=== Selected excerpt ===

Ibrahim Ibn Saleh al-Hussaini  also known as Shaykh Sharif Saleh (born 12 May 1938) is a Nigerian Islamic scholar, teacher and mufassir. He is the grand Imam of the Federal Republic of Nigeria he established annahda college of science and Islamic studies in the year 1957 and he is currently the head of the Supreme Council for Fatwa and Islamic Affairs in Nigeria (NSCIA).

Early life 
Al-Hussaini was born on May 12, 1938, at a town called al-Fadhaa near Dikwa in Borno State, Nigeria. His father Shaykh Saleh was a religious scholar.

Education 
Al-Hussaini started his early childhood education at his father's madrasa one of the popular Islamic schools in Borno at that time, later he went to Saudi Arabia, Egypt and Pakistan to further his Islamic studies with interest in Hadith and Quranic sciences. Some of his teachers include; Shaykh Al-Qadi Abani Borno, Abubakar al-Waziri Borno, Shaykh Adam al-Mahrusa Borno, Ahmad AbdulFathi, Shaykh Tijjani Usman (Zangon Bare-bari), Shaykh Abubakar Atik, Muhammad al-Arabi bin Kubbani, Abubakar al-Kashnawiy, Muhammad al-Hafiz, Mahmoud Khalil Al-Hussary, Ahmad Nur al-Barni, Muhammad Hassanil Makhluf, Muhammad Zakariya al-Kandahlawiy, Ibrahim Nyass among others. Al-Hussaini has also studied English language in London.

=== Record set ===

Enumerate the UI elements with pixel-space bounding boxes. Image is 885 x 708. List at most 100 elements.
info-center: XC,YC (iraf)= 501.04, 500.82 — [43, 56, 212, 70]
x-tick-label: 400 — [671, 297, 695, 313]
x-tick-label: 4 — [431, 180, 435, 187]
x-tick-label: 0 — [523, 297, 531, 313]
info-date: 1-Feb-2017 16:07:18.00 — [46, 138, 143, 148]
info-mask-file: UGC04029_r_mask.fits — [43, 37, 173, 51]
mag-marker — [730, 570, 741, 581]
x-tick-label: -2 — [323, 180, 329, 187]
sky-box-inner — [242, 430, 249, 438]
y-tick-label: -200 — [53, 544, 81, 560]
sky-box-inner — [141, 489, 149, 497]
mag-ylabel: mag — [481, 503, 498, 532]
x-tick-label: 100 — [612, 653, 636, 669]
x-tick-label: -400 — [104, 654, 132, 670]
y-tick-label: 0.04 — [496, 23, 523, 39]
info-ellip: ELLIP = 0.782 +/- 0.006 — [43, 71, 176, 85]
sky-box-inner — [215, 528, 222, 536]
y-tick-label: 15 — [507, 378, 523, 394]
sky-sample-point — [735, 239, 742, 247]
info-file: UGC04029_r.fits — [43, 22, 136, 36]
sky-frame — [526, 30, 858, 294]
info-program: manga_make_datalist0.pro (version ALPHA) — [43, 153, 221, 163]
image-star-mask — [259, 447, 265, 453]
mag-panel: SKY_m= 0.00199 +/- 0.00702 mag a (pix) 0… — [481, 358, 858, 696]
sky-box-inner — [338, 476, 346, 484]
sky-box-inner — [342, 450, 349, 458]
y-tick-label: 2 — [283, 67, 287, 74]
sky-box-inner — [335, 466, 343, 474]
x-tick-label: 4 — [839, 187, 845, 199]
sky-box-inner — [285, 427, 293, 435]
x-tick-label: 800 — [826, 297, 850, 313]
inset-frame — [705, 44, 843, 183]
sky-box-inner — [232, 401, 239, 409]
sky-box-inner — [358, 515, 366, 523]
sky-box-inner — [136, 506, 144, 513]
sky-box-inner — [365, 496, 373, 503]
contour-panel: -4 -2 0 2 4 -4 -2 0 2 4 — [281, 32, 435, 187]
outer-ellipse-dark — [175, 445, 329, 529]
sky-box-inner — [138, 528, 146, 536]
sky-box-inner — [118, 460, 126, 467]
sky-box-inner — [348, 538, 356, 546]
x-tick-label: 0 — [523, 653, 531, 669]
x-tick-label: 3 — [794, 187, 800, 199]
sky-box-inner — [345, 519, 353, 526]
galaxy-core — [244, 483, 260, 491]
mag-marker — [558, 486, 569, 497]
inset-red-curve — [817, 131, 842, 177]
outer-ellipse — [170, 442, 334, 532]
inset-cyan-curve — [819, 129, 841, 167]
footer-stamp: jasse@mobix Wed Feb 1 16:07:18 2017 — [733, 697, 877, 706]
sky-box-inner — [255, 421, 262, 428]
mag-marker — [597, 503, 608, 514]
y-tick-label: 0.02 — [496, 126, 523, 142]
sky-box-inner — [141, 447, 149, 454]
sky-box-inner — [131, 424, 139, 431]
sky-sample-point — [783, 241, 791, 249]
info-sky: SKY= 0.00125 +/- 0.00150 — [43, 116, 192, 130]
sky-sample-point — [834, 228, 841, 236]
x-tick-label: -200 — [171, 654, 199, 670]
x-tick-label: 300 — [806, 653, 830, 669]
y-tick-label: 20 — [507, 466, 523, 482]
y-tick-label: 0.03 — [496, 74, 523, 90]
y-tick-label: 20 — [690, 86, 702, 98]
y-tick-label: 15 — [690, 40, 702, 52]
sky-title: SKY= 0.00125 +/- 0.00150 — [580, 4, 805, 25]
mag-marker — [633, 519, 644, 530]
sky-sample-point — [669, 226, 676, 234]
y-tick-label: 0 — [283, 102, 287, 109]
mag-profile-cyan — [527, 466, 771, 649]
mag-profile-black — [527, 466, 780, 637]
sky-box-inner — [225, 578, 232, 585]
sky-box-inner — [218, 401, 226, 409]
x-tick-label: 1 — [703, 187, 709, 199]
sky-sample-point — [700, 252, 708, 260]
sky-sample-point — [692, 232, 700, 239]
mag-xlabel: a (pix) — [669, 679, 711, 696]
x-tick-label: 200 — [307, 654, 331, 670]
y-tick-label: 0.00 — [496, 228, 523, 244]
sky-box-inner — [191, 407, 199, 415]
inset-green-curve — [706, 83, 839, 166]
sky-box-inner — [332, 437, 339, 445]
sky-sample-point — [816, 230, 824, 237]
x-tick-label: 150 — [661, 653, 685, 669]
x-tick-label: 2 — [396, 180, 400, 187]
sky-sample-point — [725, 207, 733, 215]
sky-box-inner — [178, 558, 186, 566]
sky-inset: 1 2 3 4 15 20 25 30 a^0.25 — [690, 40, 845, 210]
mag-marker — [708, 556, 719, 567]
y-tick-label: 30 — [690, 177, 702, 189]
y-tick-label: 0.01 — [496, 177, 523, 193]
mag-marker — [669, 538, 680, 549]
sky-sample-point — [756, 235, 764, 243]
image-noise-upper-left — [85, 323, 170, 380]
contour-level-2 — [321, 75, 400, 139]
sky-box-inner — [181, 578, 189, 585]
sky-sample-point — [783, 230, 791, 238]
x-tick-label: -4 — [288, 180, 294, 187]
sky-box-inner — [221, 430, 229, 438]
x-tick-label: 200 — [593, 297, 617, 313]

===

→ What you need to do
1. Rewrite the passage of the al-Hussaini biography between "Ibrahim Ibn Saleh" and "in Nigeria (NSCIA).", inclusive, substituting "lecturer" for "teacher".
2. According to the al-Hussaini biography, which countries did he go to in order to further his Islamic studies?
3. Answer from the al-Hussaini biography:
(a) In what year did he establish annahda college of science and Islamic studies?
(b) In what town was he born?
(c) Where did he study English language?

→ Answers in order
1.
Ibrahim Ibn Saleh al-Hussaini  also known as Shaykh Sharif Saleh (born 12 May 1938) is a Nigerian Islamic scholar, lecturer and mufassir. He is the grand Imam of the Federal Republic of Nigeria he established annahda college of science and Islamic studies in the year 1957 and he is currently the head of the Supreme Council for Fatwa and Islamic Affairs in Nigeria (NSCIA).

2. Saudi Arabia, Egypt, Pakistan

3.
(a) 1957
(b) al-Fadhaa, near Dikwa in Borno State, Nigeria
(c) London